[BEGIN Dataset records]

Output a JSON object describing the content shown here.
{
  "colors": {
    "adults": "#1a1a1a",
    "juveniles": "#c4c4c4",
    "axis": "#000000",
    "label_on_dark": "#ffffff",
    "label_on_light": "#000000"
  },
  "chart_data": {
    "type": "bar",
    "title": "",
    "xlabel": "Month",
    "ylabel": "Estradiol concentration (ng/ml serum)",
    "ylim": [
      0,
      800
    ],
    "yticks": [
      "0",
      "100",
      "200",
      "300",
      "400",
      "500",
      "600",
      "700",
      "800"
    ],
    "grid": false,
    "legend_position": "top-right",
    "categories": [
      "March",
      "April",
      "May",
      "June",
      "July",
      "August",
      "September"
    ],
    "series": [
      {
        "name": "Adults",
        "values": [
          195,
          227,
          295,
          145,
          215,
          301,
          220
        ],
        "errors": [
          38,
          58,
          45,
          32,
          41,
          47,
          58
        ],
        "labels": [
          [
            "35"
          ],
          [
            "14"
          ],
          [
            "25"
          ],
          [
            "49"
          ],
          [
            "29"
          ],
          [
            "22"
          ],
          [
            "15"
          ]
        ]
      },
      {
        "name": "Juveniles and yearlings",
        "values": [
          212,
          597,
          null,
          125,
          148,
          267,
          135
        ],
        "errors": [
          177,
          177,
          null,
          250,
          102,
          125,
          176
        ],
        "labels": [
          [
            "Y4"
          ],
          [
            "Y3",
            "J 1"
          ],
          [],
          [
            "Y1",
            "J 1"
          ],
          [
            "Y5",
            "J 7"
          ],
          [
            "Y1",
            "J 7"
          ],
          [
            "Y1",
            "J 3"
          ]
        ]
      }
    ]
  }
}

[END Dataset records]

Pull out each record as written and restate it exactly.

Output a JSON object describing the content shown here.
{
  "colors": {
    "adults": "#1a1a1a",
    "juveniles": "#c4c4c4",
    "axis": "#000000",
    "label_on_dark": "#ffffff",
    "label_on_light": "#000000"
  },
  "chart_data": {
    "type": "bar",
    "title": "",
    "xlabel": "Month",
    "ylabel": "Estradiol concentration (ng/ml serum)",
    "ylim": [
      0,
      800
    ],
    "yticks": [
      "0",
      "100",
      "200",
      "300",
      "400",
      "500",
      "600",
      "700",
      "800"
    ],
    "grid": false,
    "legend_position": "top-right",
    "categories": [
      "March",
      "April",
      "May",
      "June",
      "July",
      "August",
      "September"
    ],
    "series": [
      {
        "name": "Adults",
        "values": [
          195,
          227,
          295,
          145,
          215,
          301,
          220
        ],
        "errors": [
          38,
          58,
          45,
          32,
          41,
          47,
          58
        ],
        "labels": [
          [
            "35"
          ],
          [
            "14"
          ],
          [
            "25"
          ],
          [
            "49"
          ],
          [
            "29"
          ],
          [
            "22"
          ],
          [
            "15"
          ]
        ]
      },
      {
        "name": "Juveniles and yearlings",
        "values": [
          212,
          597,
          null,
          125,
          148,
          267,
          135
        ],
        "errors": [
          177,
          177,
          null,
          250,
          102,
          125,
          176
        ],
        "labels": [
          [
            "Y4"
          ],
          [
            "Y3",
            "J 1"
          ],
          [],
          [
            "Y1",
            "J 1"
          ],
          [
            "Y5",
            "J 7"
          ],
          [
            "Y1",
            "J 7"
          ],
          [
            "Y1",
            "J 3"
          ]
        ]
      }
    ]
  }
}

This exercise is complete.